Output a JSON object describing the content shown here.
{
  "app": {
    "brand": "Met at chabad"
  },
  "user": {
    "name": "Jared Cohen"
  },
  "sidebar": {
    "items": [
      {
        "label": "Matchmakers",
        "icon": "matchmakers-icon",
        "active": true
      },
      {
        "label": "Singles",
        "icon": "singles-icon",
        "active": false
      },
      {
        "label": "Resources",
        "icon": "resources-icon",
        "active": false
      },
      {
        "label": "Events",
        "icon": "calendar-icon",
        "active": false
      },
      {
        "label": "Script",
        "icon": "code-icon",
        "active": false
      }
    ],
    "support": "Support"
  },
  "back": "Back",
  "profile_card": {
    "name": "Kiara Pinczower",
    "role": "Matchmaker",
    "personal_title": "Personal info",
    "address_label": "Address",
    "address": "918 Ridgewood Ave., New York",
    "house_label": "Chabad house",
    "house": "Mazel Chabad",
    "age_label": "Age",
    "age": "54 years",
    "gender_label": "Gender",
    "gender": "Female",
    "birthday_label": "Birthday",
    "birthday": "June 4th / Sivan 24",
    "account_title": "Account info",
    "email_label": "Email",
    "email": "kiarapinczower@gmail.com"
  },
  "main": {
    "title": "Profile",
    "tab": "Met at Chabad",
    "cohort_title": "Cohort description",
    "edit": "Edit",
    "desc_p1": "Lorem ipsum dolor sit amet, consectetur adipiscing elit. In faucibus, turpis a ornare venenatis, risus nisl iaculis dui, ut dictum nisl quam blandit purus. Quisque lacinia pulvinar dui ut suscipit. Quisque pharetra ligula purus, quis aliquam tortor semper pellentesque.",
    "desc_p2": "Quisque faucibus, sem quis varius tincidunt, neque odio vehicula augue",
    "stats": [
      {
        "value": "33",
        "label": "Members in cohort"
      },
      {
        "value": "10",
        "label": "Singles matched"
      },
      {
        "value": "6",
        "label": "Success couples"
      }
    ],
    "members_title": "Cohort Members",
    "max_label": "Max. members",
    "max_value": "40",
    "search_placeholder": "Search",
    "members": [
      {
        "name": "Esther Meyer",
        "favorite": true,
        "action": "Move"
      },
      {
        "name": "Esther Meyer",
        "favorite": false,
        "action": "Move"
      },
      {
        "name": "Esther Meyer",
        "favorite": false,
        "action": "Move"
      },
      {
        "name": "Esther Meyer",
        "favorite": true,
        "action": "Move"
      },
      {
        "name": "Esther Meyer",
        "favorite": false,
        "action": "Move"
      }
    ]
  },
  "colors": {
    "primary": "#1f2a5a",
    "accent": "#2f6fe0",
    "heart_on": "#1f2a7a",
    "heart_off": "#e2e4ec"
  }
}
++++
TO DO – Take the data above and return it exactly.

OUTPUT FOR THIS EXERCISE –
Output a JSON object describing the content shown here.
{
  "app": {
    "brand": "Met at chabad"
  },
  "user": {
    "name": "Jared Cohen"
  },
  "sidebar": {
    "items": [
      {
        "label": "Matchmakers",
        "icon": "matchmakers-icon",
        "active": true
      },
      {
        "label": "Singles",
        "icon": "singles-icon",
        "active": false
      },
      {
        "label": "Resources",
        "icon": "resources-icon",
        "active": false
      },
      {
        "label": "Events",
        "icon": "calendar-icon",
        "active": false
      },
      {
        "label": "Script",
        "icon": "code-icon",
        "active": false
      }
    ],
    "support": "Support"
  },
  "back": "Back",
  "profile_card": {
    "name": "Kiara Pinczower",
    "role": "Matchmaker",
    "personal_title": "Personal info",
    "address_label": "Address",
    "address": "918 Ridgewood Ave., New York",
    "house_label": "Chabad house",
    "house": "Mazel Chabad",
    "age_label": "Age",
    "age": "54 years",
    "gender_label": "Gender",
    "gender": "Female",
    "birthday_label": "Birthday",
    "birthday": "June 4th / Sivan 24",
    "account_title": "Account info",
    "email_label": "Email",
    "email": "kiarapinczower@gmail.com"
  },
  "main": {
    "title": "Profile",
    "tab": "Met at Chabad",
    "cohort_title": "Cohort description",
    "edit": "Edit",
    "desc_p1": "Lorem ipsum dolor sit amet, consectetur adipiscing elit. In faucibus, turpis a ornare venenatis, risus nisl iaculis dui, ut dictum nisl quam blandit purus. Quisque lacinia pulvinar dui ut suscipit. Quisque pharetra ligula purus, quis aliquam tortor semper pellentesque.",
    "desc_p2": "Quisque faucibus, sem quis varius tincidunt, neque odio vehicula augue",
    "stats": [
      {
        "value": "33",
        "label": "Members in cohort"
      },
      {
        "value": "10",
        "label": "Singles matched"
      },
      {
        "value": "6",
        "label": "Success couples"
      }
    ],
    "members_title": "Cohort Members",
    "max_label": "Max. members",
    "max_value": "40",
    "search_placeholder": "Search",
    "members": [
      {
        "name": "Esther Meyer",
        "favorite": true,
        "action": "Move"
      },
      {
        "name": "Esther Meyer",
        "favorite": false,
        "action": "Move"
      },
      {
        "name": "Esther Meyer",
        "favorite": false,
        "action": "Move"
      },
      {
        "name": "Esther Meyer",
        "favorite": true,
        "action": "Move"
      },
      {
        "name": "Esther Meyer",
        "favorite": false,
        "action": "Move"
      }
    ]
  },
  "colors": {
    "primary": "#1f2a5a",
    "accent": "#2f6fe0",
    "heart_on": "#1f2a7a",
    "heart_off": "#e2e4ec"
  }
}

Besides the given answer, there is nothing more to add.